• Given data:
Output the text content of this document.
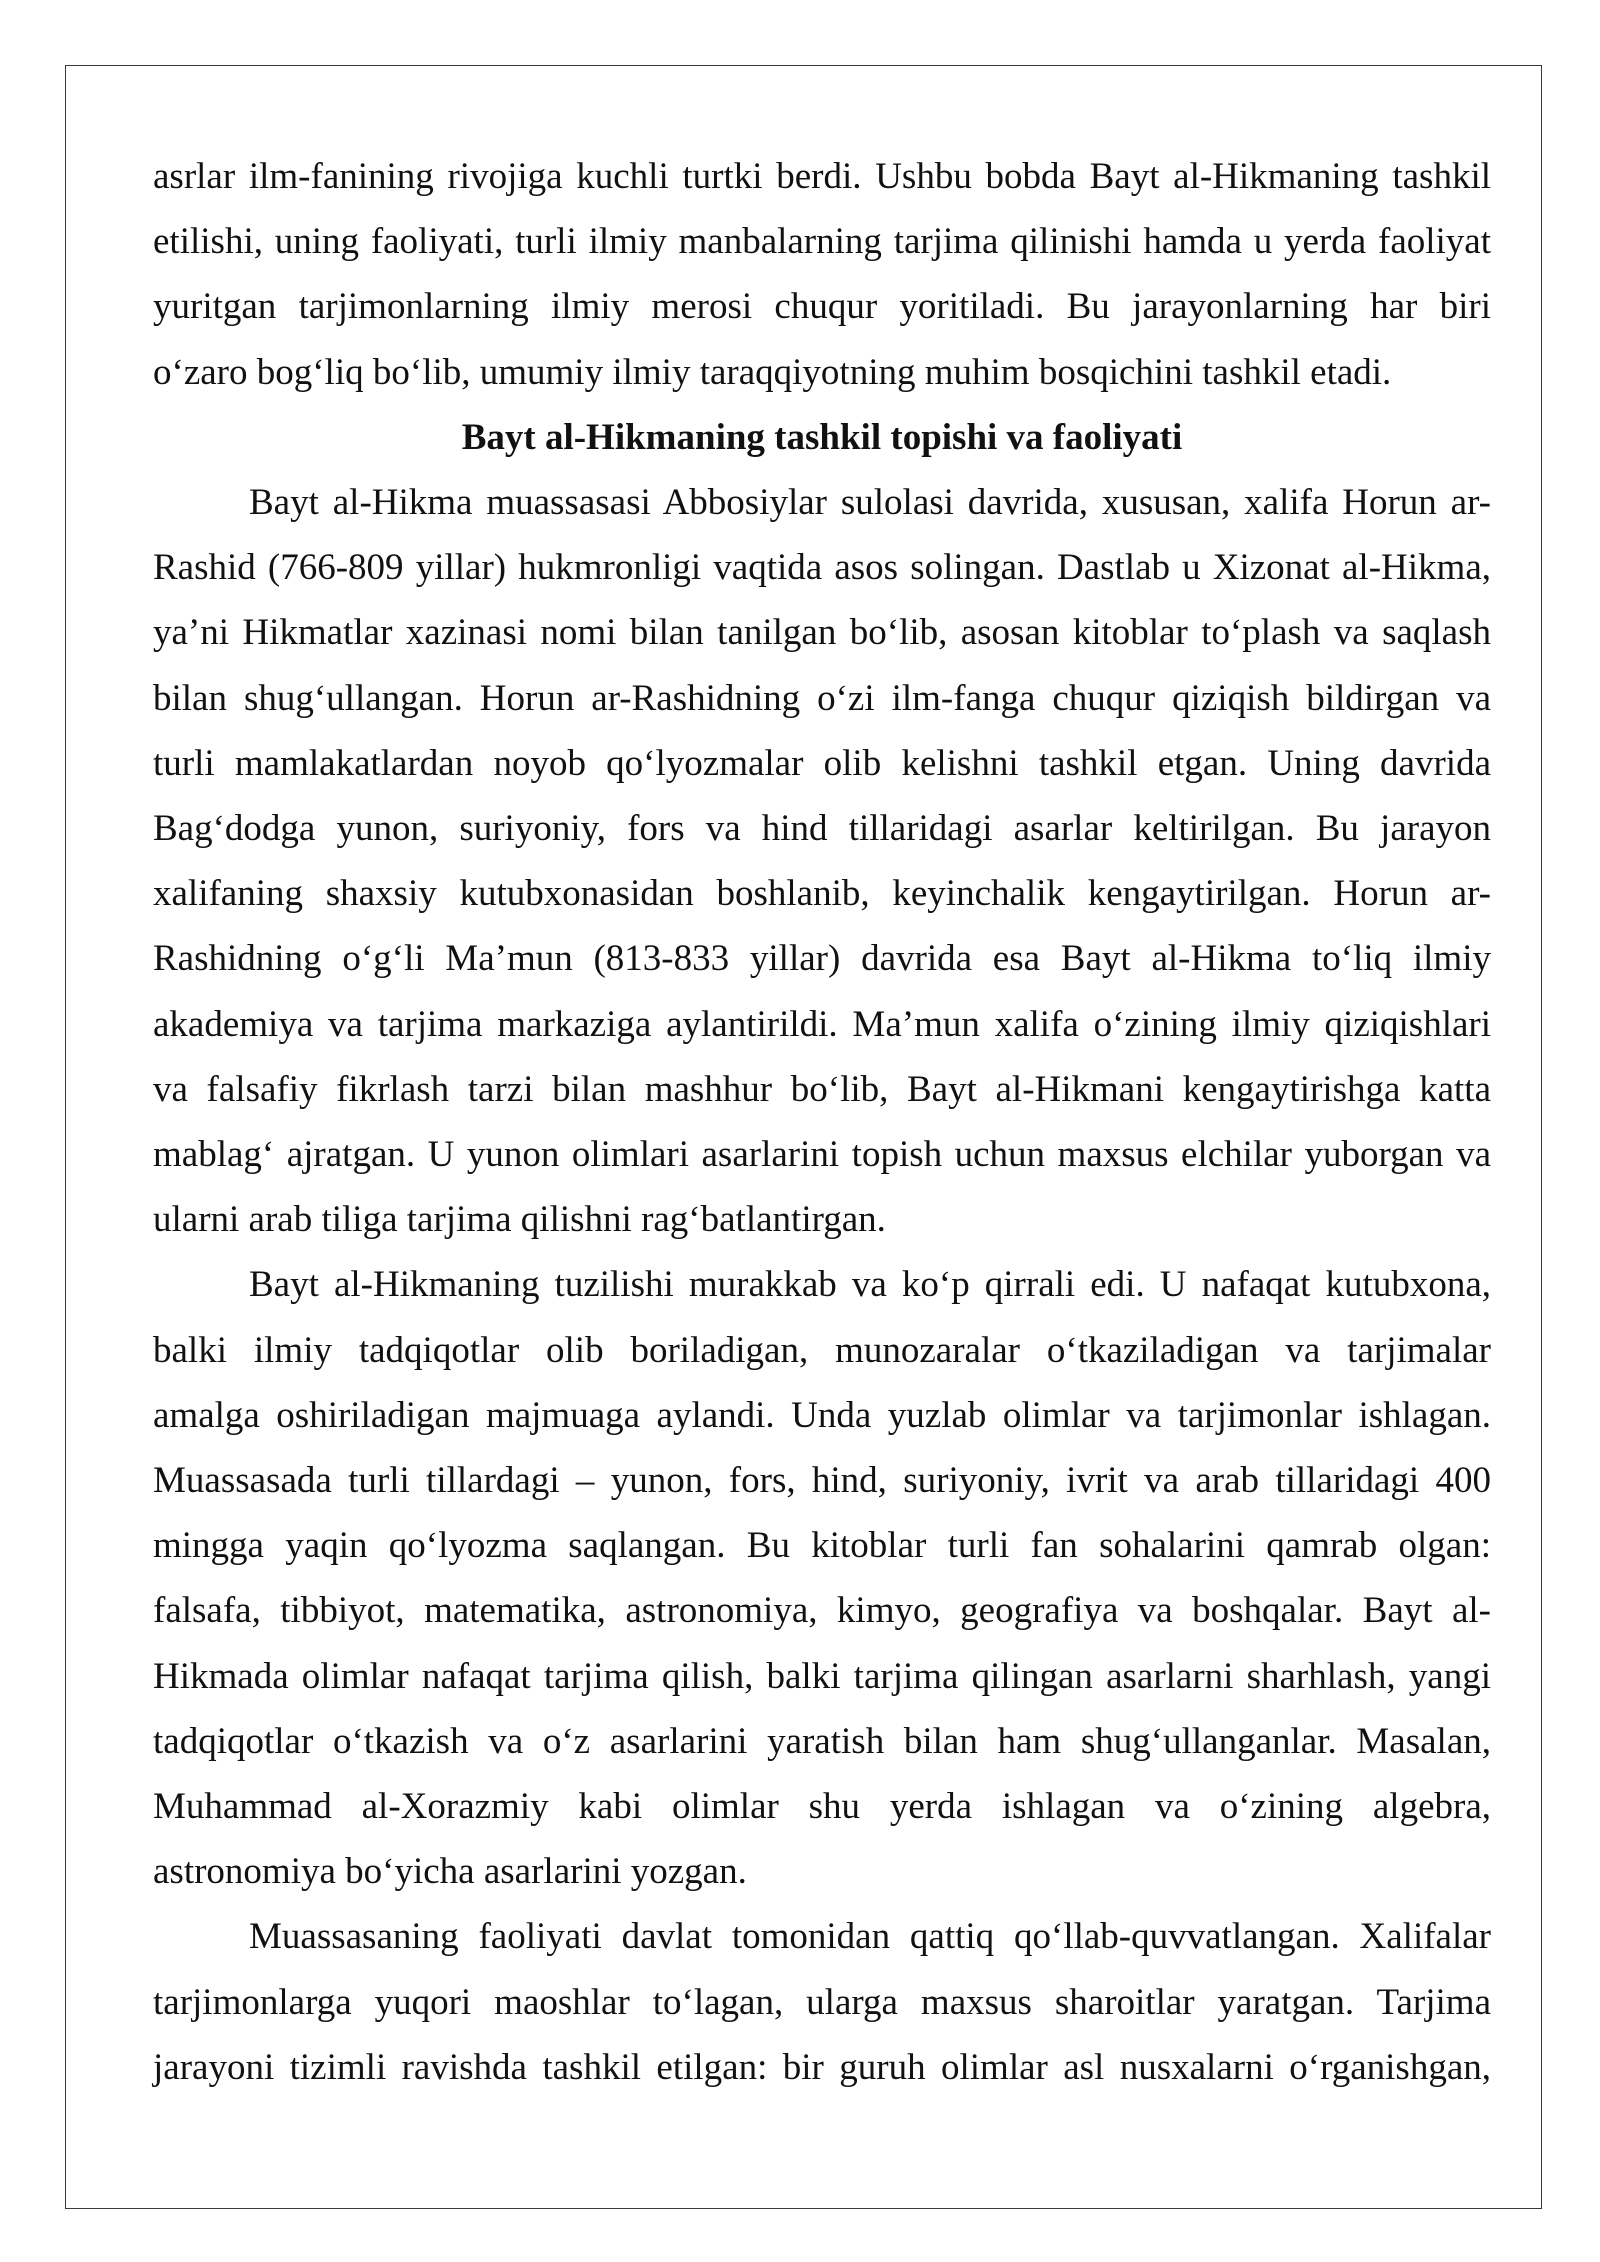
asrlar ilm-fanining rivojiga kuchli turtki berdi. Ushbu bobda Bayt al-Hikmaning tashkil
etilishi, uning faoliyati, turli ilmiy manbalarning tarjima qilinishi hamda u yerda faoliyat
yuritgan tarjimonlarning ilmiy merosi chuqur yoritiladi. Bu jarayonlarning har biri
o‘zaro bog‘liq bo‘lib, umumiy ilmiy taraqqiyotning muhim bosqichini tashkil etadi.
Bayt al-Hikmaning tashkil topishi va faoliyati
Bayt al-Hikma muassasasi Abbosiylar sulolasi davrida, xususan, xalifa Horun ar-
Rashid (766-809 yillar) hukmronligi vaqtida asos solingan. Dastlab u Xizonat al-Hikma,
ya’ni Hikmatlar xazinasi nomi bilan tanilgan bo‘lib, asosan kitoblar to‘plash va saqlash
bilan shug‘ullangan. Horun ar-Rashidning o‘zi ilm-fanga chuqur qiziqish bildirgan va
turli mamlakatlardan noyob qo‘lyozmalar olib kelishni tashkil etgan. Uning davrida
Bag‘dodga yunon, suriyoniy, fors va hind tillaridagi asarlar keltirilgan. Bu jarayon
xalifaning shaxsiy kutubxonasidan boshlanib, keyinchalik kengaytirilgan. Horun ar-
Rashidning o‘g‘li Ma’mun (813-833 yillar) davrida esa Bayt al-Hikma to‘liq ilmiy
akademiya va tarjima markaziga aylantirildi. Ma’mun xalifa o‘zining ilmiy qiziqishlari
va falsafiy fikrlash tarzi bilan mashhur bo‘lib, Bayt al-Hikmani kengaytirishga katta
mablag‘ ajratgan. U yunon olimlari asarlarini topish uchun maxsus elchilar yuborgan va
ularni arab tiliga tarjima qilishni rag‘batlantirgan.
Bayt al-Hikmaning tuzilishi murakkab va ko‘p qirrali edi. U nafaqat kutubxona,
balki ilmiy tadqiqotlar olib boriladigan, munozaralar o‘tkaziladigan va tarjimalar
amalga oshiriladigan majmuaga aylandi. Unda yuzlab olimlar va tarjimonlar ishlagan.
Muassasada turli tillardagi – yunon, fors, hind, suriyoniy, ivrit va arab tillaridagi 400
mingga yaqin qo‘lyozma saqlangan. Bu kitoblar turli fan sohalarini qamrab olgan:
falsafa, tibbiyot, matematika, astronomiya, kimyo, geografiya va boshqalar. Bayt al-
Hikmada olimlar nafaqat tarjima qilish, balki tarjima qilingan asarlarni sharhlash, yangi
tadqiqotlar o‘tkazish va o‘z asarlarini yaratish bilan ham shug‘ullanganlar. Masalan,
Muhammad al-Xorazmiy kabi olimlar shu yerda ishlagan va o‘zining algebra,
astronomiya bo‘yicha asarlarini yozgan.
Muassasaning faoliyati davlat tomonidan qattiq qo‘llab-quvvatlangan. Xalifalar
tarjimonlarga yuqori maoshlar to‘lagan, ularga maxsus sharoitlar yaratgan. Tarjima
jarayoni tizimli ravishda tashkil etilgan: bir guruh olimlar asl nusxalarni o‘rganishgan,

• Your instructions:
Only lines with the word "nafaqat" should be collected from the material.

• Response to this exercise:
Bayt al-Hikmaning tuzilishi murakkab va ko‘p qirrali edi. U nafaqat kutubxona,
Hikmada olimlar nafaqat tarjima qilish, balki tarjima qilingan asarlarni sharhlash, yangi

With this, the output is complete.